--- start DOCUMENT SECTION ---

Reputation: 593
I have a table in the form
ID | DOC
-------------
id1 | d1
-------------
id1 | d2
-------------
id2 | d3
-------------
id2 | d4
-------------
id3 | d5
-------------
The goal is to group the table by ID and for each group, select a random number from the number of groups (in this case, select a random number from [1, 3]) and assign all rows of each group one number. One possible configuration is
ID | DOC | GROUP_NUM
--------------------------
id1 | d1 | 2
--------------------------
id1 | d2 | 2
--------------------------
id2 | d3 | 1
--------------------------
id2 | d4 | 1
--------------------------
id3 | d5 | 3
--------------------------
I was thinking of using ROW_NUMBER() and PARTITION() functions. What is a better way to go about it considering the table in Bigquery is quite big?

--- end DOCUMENT SECTION ---
--- start INFORMATION SHOWN ---

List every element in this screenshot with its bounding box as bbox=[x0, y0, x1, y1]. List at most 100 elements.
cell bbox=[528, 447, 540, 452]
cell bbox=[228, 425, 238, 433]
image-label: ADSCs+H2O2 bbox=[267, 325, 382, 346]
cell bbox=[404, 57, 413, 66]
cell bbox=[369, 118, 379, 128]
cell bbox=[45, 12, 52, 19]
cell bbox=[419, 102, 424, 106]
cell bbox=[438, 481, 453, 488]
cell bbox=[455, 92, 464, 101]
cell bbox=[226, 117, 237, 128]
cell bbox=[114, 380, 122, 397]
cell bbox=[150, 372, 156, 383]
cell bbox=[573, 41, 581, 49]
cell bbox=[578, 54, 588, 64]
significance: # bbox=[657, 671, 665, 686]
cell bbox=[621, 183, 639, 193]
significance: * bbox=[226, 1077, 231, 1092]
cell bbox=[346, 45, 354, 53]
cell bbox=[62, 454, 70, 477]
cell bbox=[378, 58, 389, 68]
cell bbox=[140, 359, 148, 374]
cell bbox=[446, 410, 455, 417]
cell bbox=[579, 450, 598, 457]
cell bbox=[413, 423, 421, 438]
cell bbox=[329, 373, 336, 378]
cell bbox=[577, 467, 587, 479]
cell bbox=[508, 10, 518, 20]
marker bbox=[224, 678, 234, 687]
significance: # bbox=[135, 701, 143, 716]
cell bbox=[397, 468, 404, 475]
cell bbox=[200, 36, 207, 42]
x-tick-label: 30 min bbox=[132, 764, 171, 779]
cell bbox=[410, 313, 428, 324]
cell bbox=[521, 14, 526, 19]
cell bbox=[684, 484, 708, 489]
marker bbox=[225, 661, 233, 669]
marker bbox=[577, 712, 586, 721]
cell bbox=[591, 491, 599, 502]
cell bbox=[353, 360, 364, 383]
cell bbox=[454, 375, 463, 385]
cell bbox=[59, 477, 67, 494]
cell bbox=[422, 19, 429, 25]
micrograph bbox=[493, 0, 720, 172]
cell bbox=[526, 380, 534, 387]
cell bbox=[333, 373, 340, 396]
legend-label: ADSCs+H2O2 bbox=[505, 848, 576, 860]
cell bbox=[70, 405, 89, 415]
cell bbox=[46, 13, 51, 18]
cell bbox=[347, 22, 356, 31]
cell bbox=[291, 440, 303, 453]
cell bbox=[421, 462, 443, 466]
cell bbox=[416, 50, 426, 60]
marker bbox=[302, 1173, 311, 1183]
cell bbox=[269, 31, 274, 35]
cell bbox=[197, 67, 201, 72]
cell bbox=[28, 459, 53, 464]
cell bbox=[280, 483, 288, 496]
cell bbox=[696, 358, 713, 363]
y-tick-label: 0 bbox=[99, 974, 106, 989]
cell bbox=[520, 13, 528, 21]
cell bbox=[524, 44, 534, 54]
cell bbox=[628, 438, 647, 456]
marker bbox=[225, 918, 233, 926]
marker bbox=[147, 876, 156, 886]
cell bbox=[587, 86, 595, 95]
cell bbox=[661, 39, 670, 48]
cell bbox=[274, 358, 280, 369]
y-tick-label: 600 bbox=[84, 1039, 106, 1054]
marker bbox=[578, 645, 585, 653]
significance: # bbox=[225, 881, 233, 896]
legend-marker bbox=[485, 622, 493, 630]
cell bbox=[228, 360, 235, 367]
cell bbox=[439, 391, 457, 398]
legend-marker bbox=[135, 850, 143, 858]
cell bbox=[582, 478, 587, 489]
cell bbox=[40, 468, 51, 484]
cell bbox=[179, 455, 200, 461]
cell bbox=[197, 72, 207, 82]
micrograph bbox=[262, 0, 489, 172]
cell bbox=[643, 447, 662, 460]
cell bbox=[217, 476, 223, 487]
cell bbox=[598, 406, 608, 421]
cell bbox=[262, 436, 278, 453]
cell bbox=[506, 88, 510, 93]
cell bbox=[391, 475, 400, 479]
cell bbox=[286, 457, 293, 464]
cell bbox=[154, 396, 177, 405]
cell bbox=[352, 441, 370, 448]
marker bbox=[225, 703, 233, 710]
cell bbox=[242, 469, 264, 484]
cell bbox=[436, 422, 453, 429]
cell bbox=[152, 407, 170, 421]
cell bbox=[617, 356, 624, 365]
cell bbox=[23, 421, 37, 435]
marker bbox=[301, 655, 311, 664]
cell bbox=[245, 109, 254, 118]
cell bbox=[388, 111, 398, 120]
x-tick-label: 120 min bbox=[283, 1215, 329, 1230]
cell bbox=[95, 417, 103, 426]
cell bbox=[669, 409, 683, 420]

--- end INFORMATION SHOWN ---

TASK TO CARRY OUT - In the forum post above about grouping a BigQuery table, translate this sentence into Spanish: "I was thinking of using ROW_NUMBER() and PARTITION() functions."

EXERCISE RESPONSE - Estaba pensando en usar las funciones ROW_NUMBER() y PARTITION().